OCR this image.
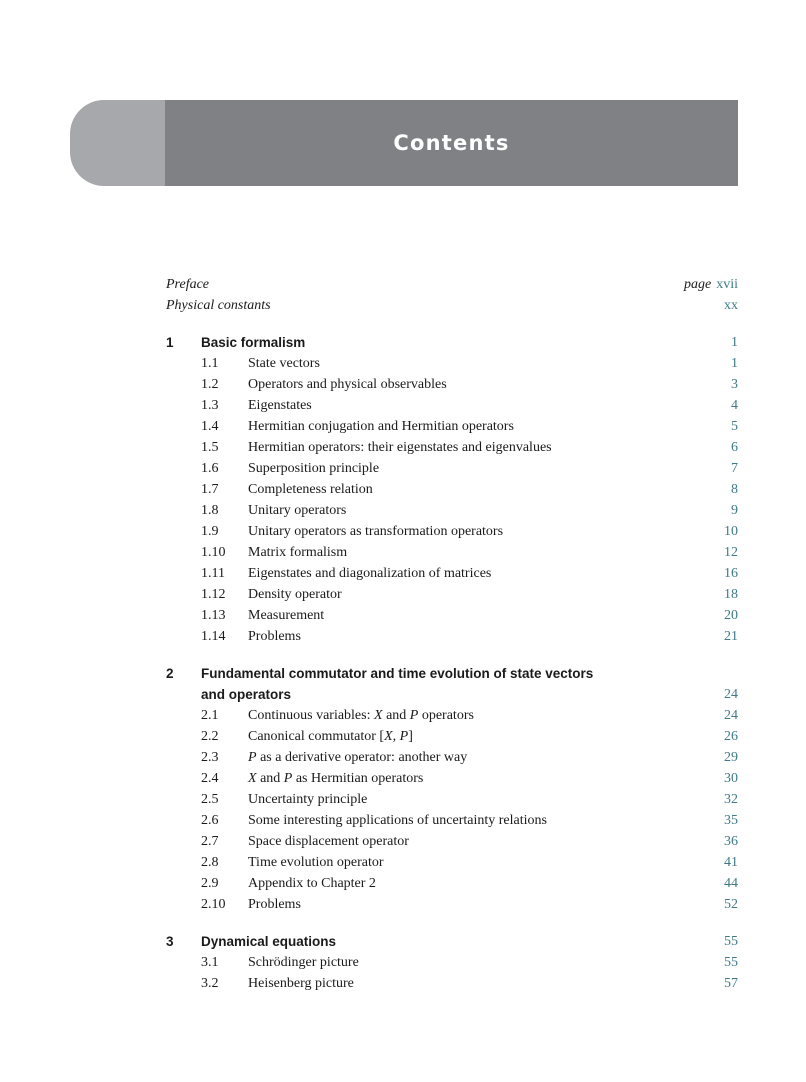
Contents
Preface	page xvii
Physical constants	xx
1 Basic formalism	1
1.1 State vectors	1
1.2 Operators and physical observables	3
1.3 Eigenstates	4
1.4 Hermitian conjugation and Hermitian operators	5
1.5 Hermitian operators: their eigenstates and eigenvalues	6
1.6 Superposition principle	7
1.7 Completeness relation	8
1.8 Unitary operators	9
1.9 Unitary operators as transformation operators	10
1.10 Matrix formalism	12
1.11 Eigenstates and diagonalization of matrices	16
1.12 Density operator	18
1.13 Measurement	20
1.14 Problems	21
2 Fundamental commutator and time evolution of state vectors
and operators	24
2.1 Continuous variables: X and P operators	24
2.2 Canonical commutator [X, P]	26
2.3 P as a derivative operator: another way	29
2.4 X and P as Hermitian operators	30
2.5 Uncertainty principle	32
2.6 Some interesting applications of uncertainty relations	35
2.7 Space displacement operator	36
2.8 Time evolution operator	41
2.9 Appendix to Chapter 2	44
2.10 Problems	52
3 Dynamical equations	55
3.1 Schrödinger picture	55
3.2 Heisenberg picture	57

Objective
Check each line above for the string "commutator", then copy the ones that have it.

Complete response
2 Fundamental commutator and time evolution of state vectors
2.2 Canonical commutator [X, P]	26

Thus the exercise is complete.